**** STORED ROWS

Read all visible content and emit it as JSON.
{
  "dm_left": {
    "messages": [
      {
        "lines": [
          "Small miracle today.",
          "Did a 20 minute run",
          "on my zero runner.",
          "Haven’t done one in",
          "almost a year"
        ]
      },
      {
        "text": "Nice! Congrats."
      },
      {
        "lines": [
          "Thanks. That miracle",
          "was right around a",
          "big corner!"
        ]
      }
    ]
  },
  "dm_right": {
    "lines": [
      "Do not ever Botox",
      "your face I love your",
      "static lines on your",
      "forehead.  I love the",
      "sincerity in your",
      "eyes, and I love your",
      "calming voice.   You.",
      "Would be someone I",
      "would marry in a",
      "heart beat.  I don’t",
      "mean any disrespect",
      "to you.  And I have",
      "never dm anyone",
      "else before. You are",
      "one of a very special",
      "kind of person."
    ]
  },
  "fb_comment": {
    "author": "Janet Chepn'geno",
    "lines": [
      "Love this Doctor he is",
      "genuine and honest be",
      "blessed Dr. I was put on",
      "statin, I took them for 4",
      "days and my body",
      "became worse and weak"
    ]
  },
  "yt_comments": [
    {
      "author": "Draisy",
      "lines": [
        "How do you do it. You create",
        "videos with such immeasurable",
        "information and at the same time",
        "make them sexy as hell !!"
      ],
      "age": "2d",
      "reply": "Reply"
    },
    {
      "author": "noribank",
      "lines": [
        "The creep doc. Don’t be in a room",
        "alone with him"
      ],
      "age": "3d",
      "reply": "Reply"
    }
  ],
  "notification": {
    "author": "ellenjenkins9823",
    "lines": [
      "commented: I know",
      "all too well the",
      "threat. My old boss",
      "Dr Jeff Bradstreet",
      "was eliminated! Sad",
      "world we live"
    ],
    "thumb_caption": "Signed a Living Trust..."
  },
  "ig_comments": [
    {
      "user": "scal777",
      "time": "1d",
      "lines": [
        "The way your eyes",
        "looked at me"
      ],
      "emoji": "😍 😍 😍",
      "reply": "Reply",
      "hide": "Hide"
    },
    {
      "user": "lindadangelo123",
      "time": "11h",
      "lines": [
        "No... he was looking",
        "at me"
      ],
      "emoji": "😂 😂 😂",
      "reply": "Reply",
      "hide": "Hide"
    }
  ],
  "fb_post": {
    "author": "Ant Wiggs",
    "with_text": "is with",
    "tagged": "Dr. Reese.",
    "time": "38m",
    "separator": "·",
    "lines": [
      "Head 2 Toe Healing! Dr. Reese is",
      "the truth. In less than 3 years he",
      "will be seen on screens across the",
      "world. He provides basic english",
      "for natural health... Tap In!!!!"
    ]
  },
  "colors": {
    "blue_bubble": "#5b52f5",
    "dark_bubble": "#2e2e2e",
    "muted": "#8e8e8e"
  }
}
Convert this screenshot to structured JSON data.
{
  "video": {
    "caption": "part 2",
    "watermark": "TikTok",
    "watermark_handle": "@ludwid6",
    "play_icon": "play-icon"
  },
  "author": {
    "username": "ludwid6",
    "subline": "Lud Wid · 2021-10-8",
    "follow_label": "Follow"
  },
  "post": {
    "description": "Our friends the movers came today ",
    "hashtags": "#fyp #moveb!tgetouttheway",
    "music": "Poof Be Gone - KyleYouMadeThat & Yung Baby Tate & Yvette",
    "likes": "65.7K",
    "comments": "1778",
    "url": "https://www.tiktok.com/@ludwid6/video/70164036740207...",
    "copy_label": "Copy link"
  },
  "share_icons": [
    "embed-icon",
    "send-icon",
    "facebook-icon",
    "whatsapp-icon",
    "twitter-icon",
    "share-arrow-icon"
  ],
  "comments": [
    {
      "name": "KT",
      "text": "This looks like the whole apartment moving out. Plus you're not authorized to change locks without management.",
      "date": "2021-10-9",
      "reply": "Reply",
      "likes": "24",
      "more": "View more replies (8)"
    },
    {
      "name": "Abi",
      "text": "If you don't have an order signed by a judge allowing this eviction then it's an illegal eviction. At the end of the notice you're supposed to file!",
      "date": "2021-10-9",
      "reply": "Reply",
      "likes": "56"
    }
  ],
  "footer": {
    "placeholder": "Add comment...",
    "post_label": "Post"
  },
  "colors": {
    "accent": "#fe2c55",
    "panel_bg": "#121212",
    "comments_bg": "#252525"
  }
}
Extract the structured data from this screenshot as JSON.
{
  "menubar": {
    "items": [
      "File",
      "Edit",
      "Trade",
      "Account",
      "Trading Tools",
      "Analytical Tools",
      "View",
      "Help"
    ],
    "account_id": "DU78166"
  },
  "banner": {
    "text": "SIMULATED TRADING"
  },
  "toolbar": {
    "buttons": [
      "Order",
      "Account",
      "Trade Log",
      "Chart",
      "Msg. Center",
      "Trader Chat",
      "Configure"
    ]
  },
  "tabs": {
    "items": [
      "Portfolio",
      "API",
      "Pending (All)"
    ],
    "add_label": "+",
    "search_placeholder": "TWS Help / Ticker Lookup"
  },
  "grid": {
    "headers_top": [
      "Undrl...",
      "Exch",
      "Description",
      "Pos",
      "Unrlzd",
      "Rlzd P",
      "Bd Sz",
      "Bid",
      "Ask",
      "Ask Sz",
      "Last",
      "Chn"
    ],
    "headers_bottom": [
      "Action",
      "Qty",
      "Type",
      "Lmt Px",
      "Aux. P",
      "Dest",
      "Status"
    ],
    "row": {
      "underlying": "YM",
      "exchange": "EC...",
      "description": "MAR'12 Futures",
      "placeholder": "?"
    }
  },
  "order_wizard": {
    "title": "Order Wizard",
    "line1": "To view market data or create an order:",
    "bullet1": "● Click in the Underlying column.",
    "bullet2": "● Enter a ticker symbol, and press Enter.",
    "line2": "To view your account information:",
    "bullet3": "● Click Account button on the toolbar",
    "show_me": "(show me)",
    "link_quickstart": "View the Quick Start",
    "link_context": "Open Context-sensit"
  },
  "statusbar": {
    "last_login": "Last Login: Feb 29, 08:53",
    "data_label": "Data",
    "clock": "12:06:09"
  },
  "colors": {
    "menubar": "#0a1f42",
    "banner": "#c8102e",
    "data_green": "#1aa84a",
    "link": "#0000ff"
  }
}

********

Return all of the entries exactly as written.

__OUTPUT OF THE EXERCISE__.
Read all visible content and emit it as JSON.
{
  "dm_left": {
    "messages": [
      {
        "lines": [
          "Small miracle today.",
          "Did a 20 minute run",
          "on my zero runner.",
          "Haven’t done one in",
          "almost a year"
        ]
      },
      {
        "text": "Nice! Congrats."
      },
      {
        "lines": [
          "Thanks. That miracle",
          "was right around a",
          "big corner!"
        ]
      }
    ]
  },
  "dm_right": {
    "lines": [
      "Do not ever Botox",
      "your face I love your",
      "static lines on your",
      "forehead.  I love the",
      "sincerity in your",
      "eyes, and I love your",
      "calming voice.   You.",
      "Would be someone I",
      "would marry in a",
      "heart beat.  I don’t",
      "mean any disrespect",
      "to you.  And I have",
      "never dm anyone",
      "else before. You are",
      "one of a very special",
      "kind of person."
    ]
  },
  "fb_comment": {
    "author": "Janet Chepn'geno",
    "lines": [
      "Love this Doctor he is",
      "genuine and honest be",
      "blessed Dr. I was put on",
      "statin, I took them for 4",
      "days and my body",
      "became worse and weak"
    ]
  },
  "yt_comments": [
    {
      "author": "Draisy",
      "lines": [
        "How do you do it. You create",
        "videos with such immeasurable",
        "information and at the same time",
        "make them sexy as hell !!"
      ],
      "age": "2d",
      "reply": "Reply"
    },
    {
      "author": "noribank",
      "lines": [
        "The creep doc. Don’t be in a room",
        "alone with him"
      ],
      "age": "3d",
      "reply": "Reply"
    }
  ],
  "notification": {
    "author": "ellenjenkins9823",
    "lines": [
      "commented: I know",
      "all too well the",
      "threat. My old boss",
      "Dr Jeff Bradstreet",
      "was eliminated! Sad",
      "world we live"
    ],
    "thumb_caption": "Signed a Living Trust..."
  },
  "ig_comments": [
    {
      "user": "scal777",
      "time": "1d",
      "lines": [
        "The way your eyes",
        "looked at me"
      ],
      "emoji": "😍 😍 😍",
      "reply": "Reply",
      "hide": "Hide"
    },
    {
      "user": "lindadangelo123",
      "time": "11h",
      "lines": [
        "No... he was looking",
        "at me"
      ],
      "emoji": "😂 😂 😂",
      "reply": "Reply",
      "hide": "Hide"
    }
  ],
  "fb_post": {
    "author": "Ant Wiggs",
    "with_text": "is with",
    "tagged": "Dr. Reese.",
    "time": "38m",
    "separator": "·",
    "lines": [
      "Head 2 Toe Healing! Dr. Reese is",
      "the truth. In less than 3 years he",
      "will be seen on screens across the",
      "world. He provides basic english",
      "for natural health... Tap In!!!!"
    ]
  },
  "colors": {
    "blue_bubble": "#5b52f5",
    "dark_bubble": "#2e2e2e",
    "muted": "#8e8e8e"
  }
}
Convert this screenshot to structured JSON data.
{
  "video": {
    "caption": "part 2",
    "watermark": "TikTok",
    "watermark_handle": "@ludwid6",
    "play_icon": "play-icon"
  },
  "author": {
    "username": "ludwid6",
    "subline": "Lud Wid · 2021-10-8",
    "follow_label": "Follow"
  },
  "post": {
    "description": "Our friends the movers came today ",
    "hashtags": "#fyp #moveb!tgetouttheway",
    "music": "Poof Be Gone - KyleYouMadeThat & Yung Baby Tate & Yvette",
    "likes": "65.7K",
    "comments": "1778",
    "url": "https://www.tiktok.com/@ludwid6/video/70164036740207...",
    "copy_label": "Copy link"
  },
  "share_icons": [
    "embed-icon",
    "send-icon",
    "facebook-icon",
    "whatsapp-icon",
    "twitter-icon",
    "share-arrow-icon"
  ],
  "comments": [
    {
      "name": "KT",
      "text": "This looks like the whole apartment moving out. Plus you're not authorized to change locks without management.",
      "date": "2021-10-9",
      "reply": "Reply",
      "likes": "24",
      "more": "View more replies (8)"
    },
    {
      "name": "Abi",
      "text": "If you don't have an order signed by a judge allowing this eviction then it's an illegal eviction. At the end of the notice you're supposed to file!",
      "date": "2021-10-9",
      "reply": "Reply",
      "likes": "56"
    }
  ],
  "footer": {
    "placeholder": "Add comment...",
    "post_label": "Post"
  },
  "colors": {
    "accent": "#fe2c55",
    "panel_bg": "#121212",
    "comments_bg": "#252525"
  }
}
Extract the structured data from this screenshot as JSON.
{
  "menubar": {
    "items": [
      "File",
      "Edit",
      "Trade",
      "Account",
      "Trading Tools",
      "Analytical Tools",
      "View",
      "Help"
    ],
    "account_id": "DU78166"
  },
  "banner": {
    "text": "SIMULATED TRADING"
  },
  "toolbar": {
    "buttons": [
      "Order",
      "Account",
      "Trade Log",
      "Chart",
      "Msg. Center",
      "Trader Chat",
      "Configure"
    ]
  },
  "tabs": {
    "items": [
      "Portfolio",
      "API",
      "Pending (All)"
    ],
    "add_label": "+",
    "search_placeholder": "TWS Help / Ticker Lookup"
  },
  "grid": {
    "headers_top": [
      "Undrl...",
      "Exch",
      "Description",
      "Pos",
      "Unrlzd",
      "Rlzd P",
      "Bd Sz",
      "Bid",
      "Ask",
      "Ask Sz",
      "Last",
      "Chn"
    ],
    "headers_bottom": [
      "Action",
      "Qty",
      "Type",
      "Lmt Px",
      "Aux. P",
      "Dest",
      "Status"
    ],
    "row": {
      "underlying": "YM",
      "exchange": "EC...",
      "description": "MAR'12 Futures",
      "placeholder": "?"
    }
  },
  "order_wizard": {
    "title": "Order Wizard",
    "line1": "To view market data or create an order:",
    "bullet1": "● Click in the Underlying column.",
    "bullet2": "● Enter a ticker symbol, and press Enter.",
    "line2": "To view your account information:",
    "bullet3": "● Click Account button on the toolbar",
    "show_me": "(show me)",
    "link_quickstart": "View the Quick Start",
    "link_context": "Open Context-sensit"
  },
  "statusbar": {
    "last_login": "Last Login: Feb 29, 08:53",
    "data_label": "Data",
    "clock": "12:06:09"
  },
  "colors": {
    "menubar": "#0a1f42",
    "banner": "#c8102e",
    "data_green": "#1aa84a",
    "link": "#0000ff"
  }
}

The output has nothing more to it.